Records from a collection of figures |
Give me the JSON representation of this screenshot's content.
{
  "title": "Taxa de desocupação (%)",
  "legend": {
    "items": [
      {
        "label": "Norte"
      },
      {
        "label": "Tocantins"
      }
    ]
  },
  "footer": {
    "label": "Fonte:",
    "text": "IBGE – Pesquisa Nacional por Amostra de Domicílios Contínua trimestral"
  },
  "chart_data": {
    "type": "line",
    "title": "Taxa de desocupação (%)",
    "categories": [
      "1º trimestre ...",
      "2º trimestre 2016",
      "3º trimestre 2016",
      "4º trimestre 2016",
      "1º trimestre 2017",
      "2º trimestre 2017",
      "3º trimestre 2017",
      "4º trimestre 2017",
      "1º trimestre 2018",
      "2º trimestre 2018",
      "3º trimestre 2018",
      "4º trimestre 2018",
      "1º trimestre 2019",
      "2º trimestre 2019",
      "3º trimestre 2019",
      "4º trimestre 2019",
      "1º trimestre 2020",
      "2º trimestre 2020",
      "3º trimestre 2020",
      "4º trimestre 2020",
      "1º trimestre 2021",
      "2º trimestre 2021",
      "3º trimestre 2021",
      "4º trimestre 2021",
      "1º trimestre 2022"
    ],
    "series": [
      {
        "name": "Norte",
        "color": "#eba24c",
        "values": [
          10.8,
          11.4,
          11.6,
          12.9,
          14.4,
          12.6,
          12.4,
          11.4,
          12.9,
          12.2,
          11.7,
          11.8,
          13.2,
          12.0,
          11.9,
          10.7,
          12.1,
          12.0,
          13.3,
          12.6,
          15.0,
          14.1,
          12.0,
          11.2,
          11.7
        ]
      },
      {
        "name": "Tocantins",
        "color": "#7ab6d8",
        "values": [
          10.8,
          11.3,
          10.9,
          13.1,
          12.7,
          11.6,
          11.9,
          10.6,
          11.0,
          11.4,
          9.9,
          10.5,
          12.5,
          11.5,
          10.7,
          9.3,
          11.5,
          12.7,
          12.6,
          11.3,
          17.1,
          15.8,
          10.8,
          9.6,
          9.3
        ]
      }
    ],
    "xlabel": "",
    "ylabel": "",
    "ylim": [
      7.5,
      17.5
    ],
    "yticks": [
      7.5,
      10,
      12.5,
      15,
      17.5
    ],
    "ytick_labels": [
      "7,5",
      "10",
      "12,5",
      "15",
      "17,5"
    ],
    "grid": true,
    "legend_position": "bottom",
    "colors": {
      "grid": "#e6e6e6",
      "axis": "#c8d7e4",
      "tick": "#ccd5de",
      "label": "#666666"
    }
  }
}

Exercise requirements |
Copy out every line of the data that includes the word "desocupação".

Solution to this problem |
  "title": "Taxa de desocupação (%)",
    "title": "Taxa de desocupação (%)",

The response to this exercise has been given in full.